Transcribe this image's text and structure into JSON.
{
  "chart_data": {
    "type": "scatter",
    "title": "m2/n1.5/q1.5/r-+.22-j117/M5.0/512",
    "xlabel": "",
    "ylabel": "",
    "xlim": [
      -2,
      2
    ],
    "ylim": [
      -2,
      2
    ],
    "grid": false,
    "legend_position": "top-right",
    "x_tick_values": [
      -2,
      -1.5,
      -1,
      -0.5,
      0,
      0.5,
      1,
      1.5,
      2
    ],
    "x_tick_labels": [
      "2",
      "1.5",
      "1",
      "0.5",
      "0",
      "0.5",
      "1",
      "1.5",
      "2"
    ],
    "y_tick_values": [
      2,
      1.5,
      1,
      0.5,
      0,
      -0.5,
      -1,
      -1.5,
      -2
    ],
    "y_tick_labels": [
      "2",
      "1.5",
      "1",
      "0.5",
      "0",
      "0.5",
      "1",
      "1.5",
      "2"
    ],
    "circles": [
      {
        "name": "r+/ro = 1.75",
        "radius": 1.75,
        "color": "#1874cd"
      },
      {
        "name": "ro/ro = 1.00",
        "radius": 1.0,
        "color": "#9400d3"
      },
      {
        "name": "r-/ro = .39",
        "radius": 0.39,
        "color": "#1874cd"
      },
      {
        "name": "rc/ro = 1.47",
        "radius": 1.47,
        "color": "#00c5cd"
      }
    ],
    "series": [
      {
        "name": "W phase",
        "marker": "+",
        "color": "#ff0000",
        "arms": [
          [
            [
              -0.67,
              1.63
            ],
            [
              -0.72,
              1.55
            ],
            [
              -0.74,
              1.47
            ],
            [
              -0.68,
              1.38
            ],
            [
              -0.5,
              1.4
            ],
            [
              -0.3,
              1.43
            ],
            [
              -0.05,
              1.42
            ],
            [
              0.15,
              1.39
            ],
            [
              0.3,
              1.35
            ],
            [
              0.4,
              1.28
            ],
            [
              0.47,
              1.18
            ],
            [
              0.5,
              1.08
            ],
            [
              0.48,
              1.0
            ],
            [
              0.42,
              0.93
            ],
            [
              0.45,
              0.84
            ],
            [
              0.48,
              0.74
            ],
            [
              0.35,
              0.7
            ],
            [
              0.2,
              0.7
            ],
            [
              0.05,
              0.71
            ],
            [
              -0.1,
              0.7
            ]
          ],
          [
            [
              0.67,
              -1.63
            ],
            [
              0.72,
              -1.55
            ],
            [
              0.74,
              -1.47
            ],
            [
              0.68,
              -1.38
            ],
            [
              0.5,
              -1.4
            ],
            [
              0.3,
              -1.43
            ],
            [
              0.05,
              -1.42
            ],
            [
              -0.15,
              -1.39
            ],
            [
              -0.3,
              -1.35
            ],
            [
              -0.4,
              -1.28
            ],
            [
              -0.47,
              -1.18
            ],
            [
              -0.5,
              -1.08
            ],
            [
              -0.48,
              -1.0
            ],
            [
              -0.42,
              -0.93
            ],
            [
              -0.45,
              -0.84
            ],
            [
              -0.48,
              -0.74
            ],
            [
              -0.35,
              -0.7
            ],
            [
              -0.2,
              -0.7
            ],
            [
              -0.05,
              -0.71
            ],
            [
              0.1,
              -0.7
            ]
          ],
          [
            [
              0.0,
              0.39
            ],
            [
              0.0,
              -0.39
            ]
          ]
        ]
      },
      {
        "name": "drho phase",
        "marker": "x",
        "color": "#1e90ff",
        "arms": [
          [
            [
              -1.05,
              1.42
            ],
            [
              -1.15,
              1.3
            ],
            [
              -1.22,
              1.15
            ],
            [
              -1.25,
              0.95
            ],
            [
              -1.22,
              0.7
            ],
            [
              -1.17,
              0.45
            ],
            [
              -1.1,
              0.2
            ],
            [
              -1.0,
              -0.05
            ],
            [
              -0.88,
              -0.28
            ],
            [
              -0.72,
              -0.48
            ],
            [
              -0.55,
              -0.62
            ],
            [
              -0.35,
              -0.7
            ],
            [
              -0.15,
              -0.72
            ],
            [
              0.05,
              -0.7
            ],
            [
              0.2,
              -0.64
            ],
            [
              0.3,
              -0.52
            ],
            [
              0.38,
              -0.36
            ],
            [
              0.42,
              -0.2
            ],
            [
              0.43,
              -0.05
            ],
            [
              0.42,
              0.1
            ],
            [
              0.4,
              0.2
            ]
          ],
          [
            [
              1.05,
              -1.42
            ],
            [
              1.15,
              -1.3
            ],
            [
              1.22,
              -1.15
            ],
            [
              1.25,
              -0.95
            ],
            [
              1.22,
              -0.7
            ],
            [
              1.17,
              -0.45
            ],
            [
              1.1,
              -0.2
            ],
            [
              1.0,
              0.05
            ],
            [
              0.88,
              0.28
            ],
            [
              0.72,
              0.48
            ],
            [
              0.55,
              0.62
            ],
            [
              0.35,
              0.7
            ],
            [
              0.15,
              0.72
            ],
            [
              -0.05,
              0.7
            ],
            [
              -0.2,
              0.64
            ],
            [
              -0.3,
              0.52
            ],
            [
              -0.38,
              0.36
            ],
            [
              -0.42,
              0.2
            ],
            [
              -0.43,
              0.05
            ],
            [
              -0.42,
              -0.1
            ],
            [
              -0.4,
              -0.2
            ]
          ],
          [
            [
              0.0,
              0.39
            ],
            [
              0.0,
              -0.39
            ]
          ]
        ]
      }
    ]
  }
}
★ ★ ★ ★ ★ ★ ★
Problem statement: Reproduce the entries above in full, verbatim.

Answer to the problem:
Transcribe this image's text and structure into JSON.
{
  "chart_data": {
    "type": "scatter",
    "title": "m2/n1.5/q1.5/r-+.22-j117/M5.0/512",
    "xlabel": "",
    "ylabel": "",
    "xlim": [
      -2,
      2
    ],
    "ylim": [
      -2,
      2
    ],
    "grid": false,
    "legend_position": "top-right",
    "x_tick_values": [
      -2,
      -1.5,
      -1,
      -0.5,
      0,
      0.5,
      1,
      1.5,
      2
    ],
    "x_tick_labels": [
      "2",
      "1.5",
      "1",
      "0.5",
      "0",
      "0.5",
      "1",
      "1.5",
      "2"
    ],
    "y_tick_values": [
      2,
      1.5,
      1,
      0.5,
      0,
      -0.5,
      -1,
      -1.5,
      -2
    ],
    "y_tick_labels": [
      "2",
      "1.5",
      "1",
      "0.5",
      "0",
      "0.5",
      "1",
      "1.5",
      "2"
    ],
    "circles": [
      {
        "name": "r+/ro = 1.75",
        "radius": 1.75,
        "color": "#1874cd"
      },
      {
        "name": "ro/ro = 1.00",
        "radius": 1.0,
        "color": "#9400d3"
      },
      {
        "name": "r-/ro = .39",
        "radius": 0.39,
        "color": "#1874cd"
      },
      {
        "name": "rc/ro = 1.47",
        "radius": 1.47,
        "color": "#00c5cd"
      }
    ],
    "series": [
      {
        "name": "W phase",
        "marker": "+",
        "color": "#ff0000",
        "arms": [
          [
            [
              -0.67,
              1.63
            ],
            [
              -0.72,
              1.55
            ],
            [
              -0.74,
              1.47
            ],
            [
              -0.68,
              1.38
            ],
            [
              -0.5,
              1.4
            ],
            [
              -0.3,
              1.43
            ],
            [
              -0.05,
              1.42
            ],
            [
              0.15,
              1.39
            ],
            [
              0.3,
              1.35
            ],
            [
              0.4,
              1.28
            ],
            [
              0.47,
              1.18
            ],
            [
              0.5,
              1.08
            ],
            [
              0.48,
              1.0
            ],
            [
              0.42,
              0.93
            ],
            [
              0.45,
              0.84
            ],
            [
              0.48,
              0.74
            ],
            [
              0.35,
              0.7
            ],
            [
              0.2,
              0.7
            ],
            [
              0.05,
              0.71
            ],
            [
              -0.1,
              0.7
            ]
          ],
          [
            [
              0.67,
              -1.63
            ],
            [
              0.72,
              -1.55
            ],
            [
              0.74,
              -1.47
            ],
            [
              0.68,
              -1.38
            ],
            [
              0.5,
              -1.4
            ],
            [
              0.3,
              -1.43
            ],
            [
              0.05,
              -1.42
            ],
            [
              -0.15,
              -1.39
            ],
            [
              -0.3,
              -1.35
            ],
            [
              -0.4,
              -1.28
            ],
            [
              -0.47,
              -1.18
            ],
            [
              -0.5,
              -1.08
            ],
            [
              -0.48,
              -1.0
            ],
            [
              -0.42,
              -0.93
            ],
            [
              -0.45,
              -0.84
            ],
            [
              -0.48,
              -0.74
            ],
            [
              -0.35,
              -0.7
            ],
            [
              -0.2,
              -0.7
            ],
            [
              -0.05,
              -0.71
            ],
            [
              0.1,
              -0.7
            ]
          ],
          [
            [
              0.0,
              0.39
            ],
            [
              0.0,
              -0.39
            ]
          ]
        ]
      },
      {
        "name": "drho phase",
        "marker": "x",
        "color": "#1e90ff",
        "arms": [
          [
            [
              -1.05,
              1.42
            ],
            [
              -1.15,
              1.3
            ],
            [
              -1.22,
              1.15
            ],
            [
              -1.25,
              0.95
            ],
            [
              -1.22,
              0.7
            ],
            [
              -1.17,
              0.45
            ],
            [
              -1.1,
              0.2
            ],
            [
              -1.0,
              -0.05
            ],
            [
              -0.88,
              -0.28
            ],
            [
              -0.72,
              -0.48
            ],
            [
              -0.55,
              -0.62
            ],
            [
              -0.35,
              -0.7
            ],
            [
              -0.15,
              -0.72
            ],
            [
              0.05,
              -0.7
            ],
            [
              0.2,
              -0.64
            ],
            [
              0.3,
              -0.52
            ],
            [
              0.38,
              -0.36
            ],
            [
              0.42,
              -0.2
            ],
            [
              0.43,
              -0.05
            ],
            [
              0.42,
              0.1
            ],
            [
              0.4,
              0.2
            ]
          ],
          [
            [
              1.05,
              -1.42
            ],
            [
              1.15,
              -1.3
            ],
            [
              1.22,
              -1.15
            ],
            [
              1.25,
              -0.95
            ],
            [
              1.22,
              -0.7
            ],
            [
              1.17,
              -0.45
            ],
            [
              1.1,
              -0.2
            ],
            [
              1.0,
              0.05
            ],
            [
              0.88,
              0.28
            ],
            [
              0.72,
              0.48
            ],
            [
              0.55,
              0.62
            ],
            [
              0.35,
              0.7
            ],
            [
              0.15,
              0.72
            ],
            [
              -0.05,
              0.7
            ],
            [
              -0.2,
              0.64
            ],
            [
              -0.3,
              0.52
            ],
            [
              -0.38,
              0.36
            ],
            [
              -0.42,
              0.2
            ],
            [
              -0.43,
              0.05
            ],
            [
              -0.42,
              -0.1
            ],
            [
              -0.4,
              -0.2
            ]
          ],
          [
            [
              0.0,
              0.39
            ],
            [
              0.0,
              -0.39
            ]
          ]
        ]
      }
    ]
  }
}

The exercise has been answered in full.